**Exercise details**: Retype all the records with nothing changed.

**Material**:
━━━━

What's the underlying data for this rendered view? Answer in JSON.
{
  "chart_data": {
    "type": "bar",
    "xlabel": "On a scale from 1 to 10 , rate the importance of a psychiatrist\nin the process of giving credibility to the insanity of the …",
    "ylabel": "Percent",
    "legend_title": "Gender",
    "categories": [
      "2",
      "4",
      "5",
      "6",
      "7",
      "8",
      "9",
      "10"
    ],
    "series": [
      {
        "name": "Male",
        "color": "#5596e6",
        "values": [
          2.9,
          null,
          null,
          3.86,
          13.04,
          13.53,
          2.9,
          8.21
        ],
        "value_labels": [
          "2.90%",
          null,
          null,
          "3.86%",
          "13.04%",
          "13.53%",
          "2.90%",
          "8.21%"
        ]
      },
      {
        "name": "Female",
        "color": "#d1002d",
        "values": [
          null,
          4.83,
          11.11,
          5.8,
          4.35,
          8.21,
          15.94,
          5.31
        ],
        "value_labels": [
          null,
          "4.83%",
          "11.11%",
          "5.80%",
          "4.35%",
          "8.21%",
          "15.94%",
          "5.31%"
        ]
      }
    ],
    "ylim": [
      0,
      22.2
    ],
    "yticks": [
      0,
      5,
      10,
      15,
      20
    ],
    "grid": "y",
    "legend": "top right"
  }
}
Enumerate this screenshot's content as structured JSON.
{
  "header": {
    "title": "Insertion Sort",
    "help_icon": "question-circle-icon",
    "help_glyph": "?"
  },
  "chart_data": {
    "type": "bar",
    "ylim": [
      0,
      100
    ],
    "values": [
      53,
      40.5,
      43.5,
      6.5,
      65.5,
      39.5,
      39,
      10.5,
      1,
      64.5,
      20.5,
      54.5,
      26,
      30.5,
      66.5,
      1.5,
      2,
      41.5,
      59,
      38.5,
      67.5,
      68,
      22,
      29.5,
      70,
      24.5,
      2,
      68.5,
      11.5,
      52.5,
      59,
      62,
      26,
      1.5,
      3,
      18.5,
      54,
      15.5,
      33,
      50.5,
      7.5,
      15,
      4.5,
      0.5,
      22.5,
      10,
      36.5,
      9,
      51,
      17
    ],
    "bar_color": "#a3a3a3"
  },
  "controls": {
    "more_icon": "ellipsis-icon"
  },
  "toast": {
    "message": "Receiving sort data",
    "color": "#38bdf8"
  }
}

━━━━

**Output of the task**:
What's the underlying data for this rendered view? Answer in JSON.
{
  "chart_data": {
    "type": "bar",
    "xlabel": "On a scale from 1 to 10 , rate the importance of a psychiatrist\nin the process of giving credibility to the insanity of the …",
    "ylabel": "Percent",
    "legend_title": "Gender",
    "categories": [
      "2",
      "4",
      "5",
      "6",
      "7",
      "8",
      "9",
      "10"
    ],
    "series": [
      {
        "name": "Male",
        "color": "#5596e6",
        "values": [
          2.9,
          null,
          null,
          3.86,
          13.04,
          13.53,
          2.9,
          8.21
        ],
        "value_labels": [
          "2.90%",
          null,
          null,
          "3.86%",
          "13.04%",
          "13.53%",
          "2.90%",
          "8.21%"
        ]
      },
      {
        "name": "Female",
        "color": "#d1002d",
        "values": [
          null,
          4.83,
          11.11,
          5.8,
          4.35,
          8.21,
          15.94,
          5.31
        ],
        "value_labels": [
          null,
          "4.83%",
          "11.11%",
          "5.80%",
          "4.35%",
          "8.21%",
          "15.94%",
          "5.31%"
        ]
      }
    ],
    "ylim": [
      0,
      22.2
    ],
    "yticks": [
      0,
      5,
      10,
      15,
      20
    ],
    "grid": "y",
    "legend": "top right"
  }
}
Enumerate this screenshot's content as structured JSON.
{
  "header": {
    "title": "Insertion Sort",
    "help_icon": "question-circle-icon",
    "help_glyph": "?"
  },
  "chart_data": {
    "type": "bar",
    "ylim": [
      0,
      100
    ],
    "values": [
      53,
      40.5,
      43.5,
      6.5,
      65.5,
      39.5,
      39,
      10.5,
      1,
      64.5,
      20.5,
      54.5,
      26,
      30.5,
      66.5,
      1.5,
      2,
      41.5,
      59,
      38.5,
      67.5,
      68,
      22,
      29.5,
      70,
      24.5,
      2,
      68.5,
      11.5,
      52.5,
      59,
      62,
      26,
      1.5,
      3,
      18.5,
      54,
      15.5,
      33,
      50.5,
      7.5,
      15,
      4.5,
      0.5,
      22.5,
      10,
      36.5,
      9,
      51,
      17
    ],
    "bar_color": "#a3a3a3"
  },
  "controls": {
    "more_icon": "ellipsis-icon"
  },
  "toast": {
    "message": "Receiving sort data",
    "color": "#38bdf8"
  }
}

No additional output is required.